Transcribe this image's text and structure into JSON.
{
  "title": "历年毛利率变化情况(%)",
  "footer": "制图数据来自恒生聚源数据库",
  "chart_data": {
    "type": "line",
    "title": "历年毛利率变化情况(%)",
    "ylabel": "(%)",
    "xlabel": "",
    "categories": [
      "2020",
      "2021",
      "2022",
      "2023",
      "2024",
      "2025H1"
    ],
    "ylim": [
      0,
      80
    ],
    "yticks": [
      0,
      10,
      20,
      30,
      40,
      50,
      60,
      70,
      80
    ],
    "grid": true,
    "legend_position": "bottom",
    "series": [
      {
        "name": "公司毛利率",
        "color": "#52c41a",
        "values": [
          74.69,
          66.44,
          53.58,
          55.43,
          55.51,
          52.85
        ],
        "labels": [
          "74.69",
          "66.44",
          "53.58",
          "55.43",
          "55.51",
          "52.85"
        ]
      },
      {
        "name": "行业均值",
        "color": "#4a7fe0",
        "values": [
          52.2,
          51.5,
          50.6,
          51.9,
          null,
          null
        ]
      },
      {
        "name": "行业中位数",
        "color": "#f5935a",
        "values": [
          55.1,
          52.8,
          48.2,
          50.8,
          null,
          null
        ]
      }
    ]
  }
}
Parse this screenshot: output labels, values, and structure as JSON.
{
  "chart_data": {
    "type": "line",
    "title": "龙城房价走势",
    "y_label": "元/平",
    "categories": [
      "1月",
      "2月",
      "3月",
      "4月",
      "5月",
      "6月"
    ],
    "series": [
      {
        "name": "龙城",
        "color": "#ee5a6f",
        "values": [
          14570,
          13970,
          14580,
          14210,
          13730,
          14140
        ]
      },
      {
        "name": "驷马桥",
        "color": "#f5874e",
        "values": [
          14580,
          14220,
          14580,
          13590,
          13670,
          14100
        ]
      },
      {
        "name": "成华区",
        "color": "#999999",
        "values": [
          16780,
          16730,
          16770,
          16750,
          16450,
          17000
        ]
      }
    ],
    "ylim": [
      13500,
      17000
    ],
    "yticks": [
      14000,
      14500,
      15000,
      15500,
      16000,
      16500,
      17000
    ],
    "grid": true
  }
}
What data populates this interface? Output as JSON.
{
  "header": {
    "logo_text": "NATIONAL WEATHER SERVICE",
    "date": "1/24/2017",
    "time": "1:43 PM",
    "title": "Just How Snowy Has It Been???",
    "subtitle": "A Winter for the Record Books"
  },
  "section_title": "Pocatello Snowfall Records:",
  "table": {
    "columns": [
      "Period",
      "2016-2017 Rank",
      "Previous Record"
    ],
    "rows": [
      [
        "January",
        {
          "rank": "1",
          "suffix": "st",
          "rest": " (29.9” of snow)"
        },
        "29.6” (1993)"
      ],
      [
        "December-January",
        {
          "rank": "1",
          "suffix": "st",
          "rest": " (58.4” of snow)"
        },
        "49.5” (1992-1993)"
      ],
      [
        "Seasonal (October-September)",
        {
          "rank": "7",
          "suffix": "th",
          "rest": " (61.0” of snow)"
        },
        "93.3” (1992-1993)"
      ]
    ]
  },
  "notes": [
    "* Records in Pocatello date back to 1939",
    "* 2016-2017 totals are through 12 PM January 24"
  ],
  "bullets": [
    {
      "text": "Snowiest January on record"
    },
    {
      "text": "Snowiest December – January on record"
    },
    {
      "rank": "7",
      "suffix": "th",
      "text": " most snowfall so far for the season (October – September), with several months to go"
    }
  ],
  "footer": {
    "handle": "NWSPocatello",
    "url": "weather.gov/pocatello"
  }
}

---

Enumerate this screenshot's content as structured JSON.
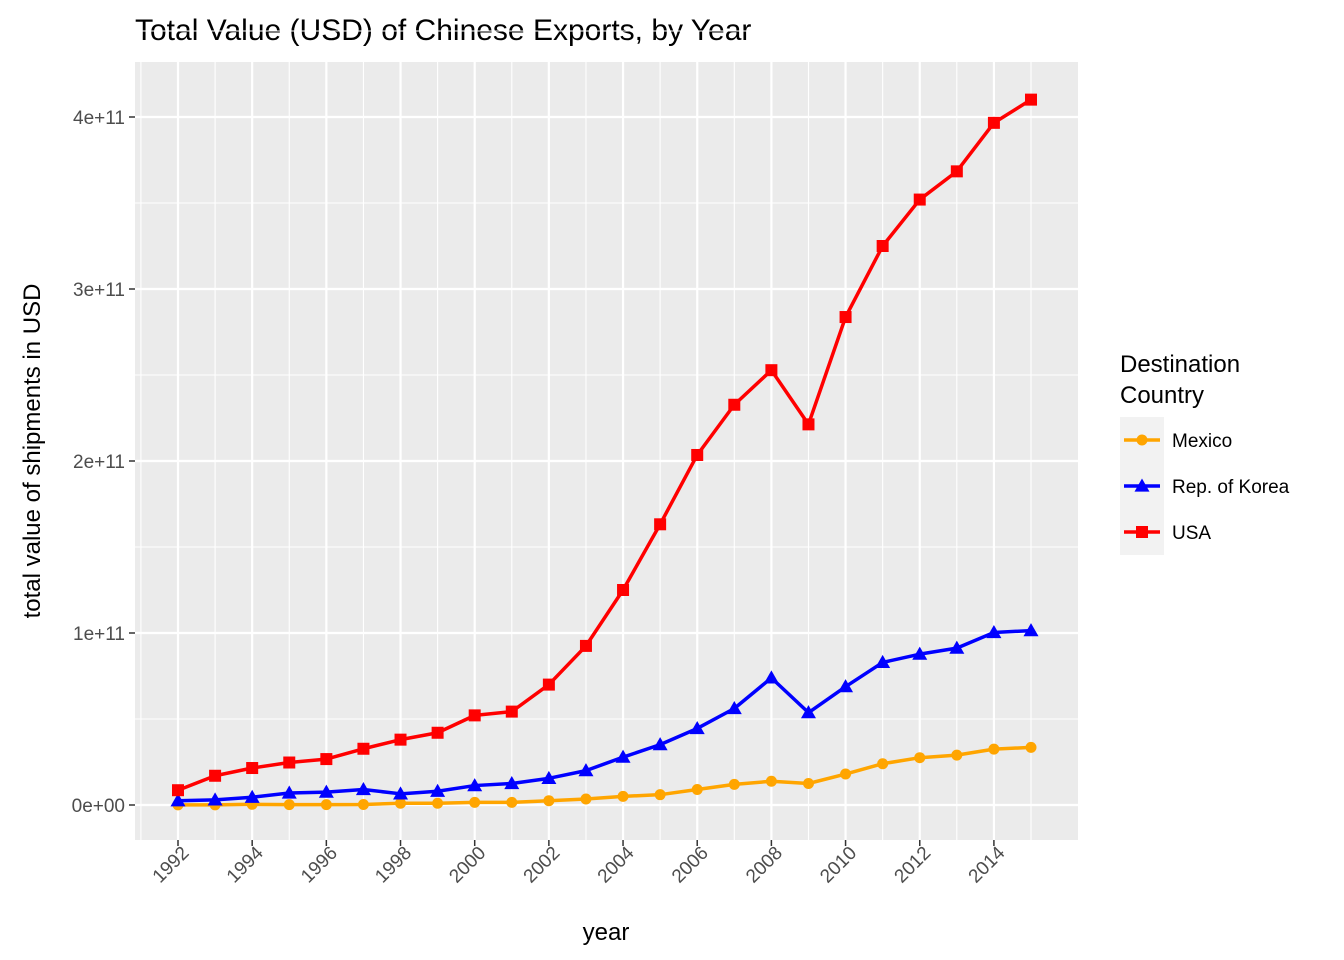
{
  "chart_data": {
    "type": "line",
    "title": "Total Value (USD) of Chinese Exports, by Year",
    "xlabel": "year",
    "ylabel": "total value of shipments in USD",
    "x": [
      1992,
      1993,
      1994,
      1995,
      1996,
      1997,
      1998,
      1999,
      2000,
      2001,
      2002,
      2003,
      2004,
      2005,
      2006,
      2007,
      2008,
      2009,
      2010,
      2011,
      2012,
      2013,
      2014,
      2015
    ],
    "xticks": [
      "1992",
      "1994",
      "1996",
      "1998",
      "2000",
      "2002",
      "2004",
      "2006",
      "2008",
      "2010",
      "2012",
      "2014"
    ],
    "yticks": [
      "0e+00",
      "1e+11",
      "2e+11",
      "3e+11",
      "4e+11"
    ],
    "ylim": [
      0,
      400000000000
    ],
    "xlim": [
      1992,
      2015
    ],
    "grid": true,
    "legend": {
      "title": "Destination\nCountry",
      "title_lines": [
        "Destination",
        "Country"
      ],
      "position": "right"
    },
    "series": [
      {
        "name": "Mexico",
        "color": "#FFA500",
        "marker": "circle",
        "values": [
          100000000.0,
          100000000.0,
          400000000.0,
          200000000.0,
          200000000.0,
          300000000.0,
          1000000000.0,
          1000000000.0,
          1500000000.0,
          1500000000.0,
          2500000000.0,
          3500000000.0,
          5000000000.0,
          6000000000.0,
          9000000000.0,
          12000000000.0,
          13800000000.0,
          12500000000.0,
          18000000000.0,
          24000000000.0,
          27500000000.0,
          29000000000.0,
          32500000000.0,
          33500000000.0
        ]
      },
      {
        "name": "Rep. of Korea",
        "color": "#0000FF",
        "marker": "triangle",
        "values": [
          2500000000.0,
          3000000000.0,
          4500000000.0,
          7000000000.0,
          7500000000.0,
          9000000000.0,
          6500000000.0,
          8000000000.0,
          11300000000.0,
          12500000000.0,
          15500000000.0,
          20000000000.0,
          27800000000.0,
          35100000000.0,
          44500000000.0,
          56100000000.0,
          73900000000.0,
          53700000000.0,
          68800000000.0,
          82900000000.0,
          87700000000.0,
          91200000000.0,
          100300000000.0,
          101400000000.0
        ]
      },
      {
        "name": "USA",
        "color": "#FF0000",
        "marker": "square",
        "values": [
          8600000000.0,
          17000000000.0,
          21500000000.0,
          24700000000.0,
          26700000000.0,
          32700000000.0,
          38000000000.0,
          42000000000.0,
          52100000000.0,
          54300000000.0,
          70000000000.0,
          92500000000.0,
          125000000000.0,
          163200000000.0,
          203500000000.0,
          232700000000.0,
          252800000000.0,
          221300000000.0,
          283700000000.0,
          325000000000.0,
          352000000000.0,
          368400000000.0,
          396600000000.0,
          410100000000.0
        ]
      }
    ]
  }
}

◆ Exercise ◆
Using the listing above, locate the lines that hold "Records" and copy each one.

◆ Output for this task ◆
  "section_title": "Pocatello Snowfall Records:",
    "* Records in Pocatello date back to 1939",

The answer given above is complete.